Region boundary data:
──────
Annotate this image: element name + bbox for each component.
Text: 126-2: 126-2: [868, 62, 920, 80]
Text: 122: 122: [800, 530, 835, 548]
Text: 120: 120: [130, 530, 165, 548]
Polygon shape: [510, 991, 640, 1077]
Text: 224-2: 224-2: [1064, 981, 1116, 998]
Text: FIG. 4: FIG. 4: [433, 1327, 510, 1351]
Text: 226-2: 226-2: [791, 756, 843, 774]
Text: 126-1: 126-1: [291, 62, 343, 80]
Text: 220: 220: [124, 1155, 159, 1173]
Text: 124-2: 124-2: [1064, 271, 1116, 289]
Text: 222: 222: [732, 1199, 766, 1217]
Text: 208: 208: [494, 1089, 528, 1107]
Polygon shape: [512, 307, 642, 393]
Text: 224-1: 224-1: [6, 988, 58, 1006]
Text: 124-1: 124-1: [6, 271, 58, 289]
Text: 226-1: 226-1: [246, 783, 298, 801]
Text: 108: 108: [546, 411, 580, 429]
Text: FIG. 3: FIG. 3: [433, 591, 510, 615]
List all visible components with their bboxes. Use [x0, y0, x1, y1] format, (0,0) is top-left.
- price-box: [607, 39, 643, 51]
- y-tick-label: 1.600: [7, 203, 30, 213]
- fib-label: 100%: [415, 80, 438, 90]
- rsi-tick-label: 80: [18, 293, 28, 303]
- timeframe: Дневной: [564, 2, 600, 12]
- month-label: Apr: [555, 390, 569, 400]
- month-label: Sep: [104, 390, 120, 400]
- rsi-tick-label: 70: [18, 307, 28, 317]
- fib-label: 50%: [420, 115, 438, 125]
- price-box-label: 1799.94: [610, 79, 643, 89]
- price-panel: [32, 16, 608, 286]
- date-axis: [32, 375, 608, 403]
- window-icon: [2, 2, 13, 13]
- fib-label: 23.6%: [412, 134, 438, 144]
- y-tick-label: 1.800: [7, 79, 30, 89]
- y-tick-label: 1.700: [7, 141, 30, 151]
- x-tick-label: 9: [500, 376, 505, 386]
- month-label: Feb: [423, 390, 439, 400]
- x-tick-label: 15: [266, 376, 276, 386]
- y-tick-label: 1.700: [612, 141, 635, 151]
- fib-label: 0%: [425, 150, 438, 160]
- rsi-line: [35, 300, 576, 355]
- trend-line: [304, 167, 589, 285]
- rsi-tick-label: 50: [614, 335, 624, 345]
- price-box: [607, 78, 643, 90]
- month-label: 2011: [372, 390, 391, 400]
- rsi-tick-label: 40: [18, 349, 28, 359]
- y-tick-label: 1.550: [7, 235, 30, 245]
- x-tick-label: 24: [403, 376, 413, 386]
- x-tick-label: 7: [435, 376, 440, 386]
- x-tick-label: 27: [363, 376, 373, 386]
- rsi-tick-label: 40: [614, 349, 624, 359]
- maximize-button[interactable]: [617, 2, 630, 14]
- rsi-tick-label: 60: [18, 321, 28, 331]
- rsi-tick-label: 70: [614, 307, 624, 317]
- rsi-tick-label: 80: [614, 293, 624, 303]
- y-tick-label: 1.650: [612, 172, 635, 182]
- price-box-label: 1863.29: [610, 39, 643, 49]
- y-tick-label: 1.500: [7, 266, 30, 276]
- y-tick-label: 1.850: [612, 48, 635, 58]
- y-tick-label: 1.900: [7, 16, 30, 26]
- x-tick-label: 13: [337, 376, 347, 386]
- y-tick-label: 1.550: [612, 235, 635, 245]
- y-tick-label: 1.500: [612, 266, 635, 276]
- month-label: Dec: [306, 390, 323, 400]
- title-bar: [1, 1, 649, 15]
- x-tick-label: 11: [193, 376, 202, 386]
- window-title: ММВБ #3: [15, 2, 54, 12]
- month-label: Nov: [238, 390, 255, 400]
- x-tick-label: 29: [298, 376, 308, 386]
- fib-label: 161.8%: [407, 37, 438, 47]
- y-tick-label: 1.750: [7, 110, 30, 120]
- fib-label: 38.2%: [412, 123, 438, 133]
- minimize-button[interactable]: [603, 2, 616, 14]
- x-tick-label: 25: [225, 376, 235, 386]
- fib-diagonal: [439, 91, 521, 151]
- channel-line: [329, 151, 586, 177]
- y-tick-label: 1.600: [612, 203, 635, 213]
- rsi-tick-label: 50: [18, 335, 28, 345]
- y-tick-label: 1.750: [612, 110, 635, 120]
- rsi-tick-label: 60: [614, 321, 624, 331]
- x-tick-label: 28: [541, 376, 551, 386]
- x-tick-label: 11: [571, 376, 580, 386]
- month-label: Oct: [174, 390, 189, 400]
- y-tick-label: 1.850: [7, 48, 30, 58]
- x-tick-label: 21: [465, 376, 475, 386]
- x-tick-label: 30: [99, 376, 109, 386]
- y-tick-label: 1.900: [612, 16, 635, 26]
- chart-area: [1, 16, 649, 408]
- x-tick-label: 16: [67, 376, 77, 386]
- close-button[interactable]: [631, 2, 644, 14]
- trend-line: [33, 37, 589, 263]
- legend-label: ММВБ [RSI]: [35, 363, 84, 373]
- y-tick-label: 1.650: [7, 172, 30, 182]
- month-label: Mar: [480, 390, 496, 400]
──────
Problem description: Tally the lines in the records above that contain the string "title", where case counts. Give only the number.

Complete answer: 2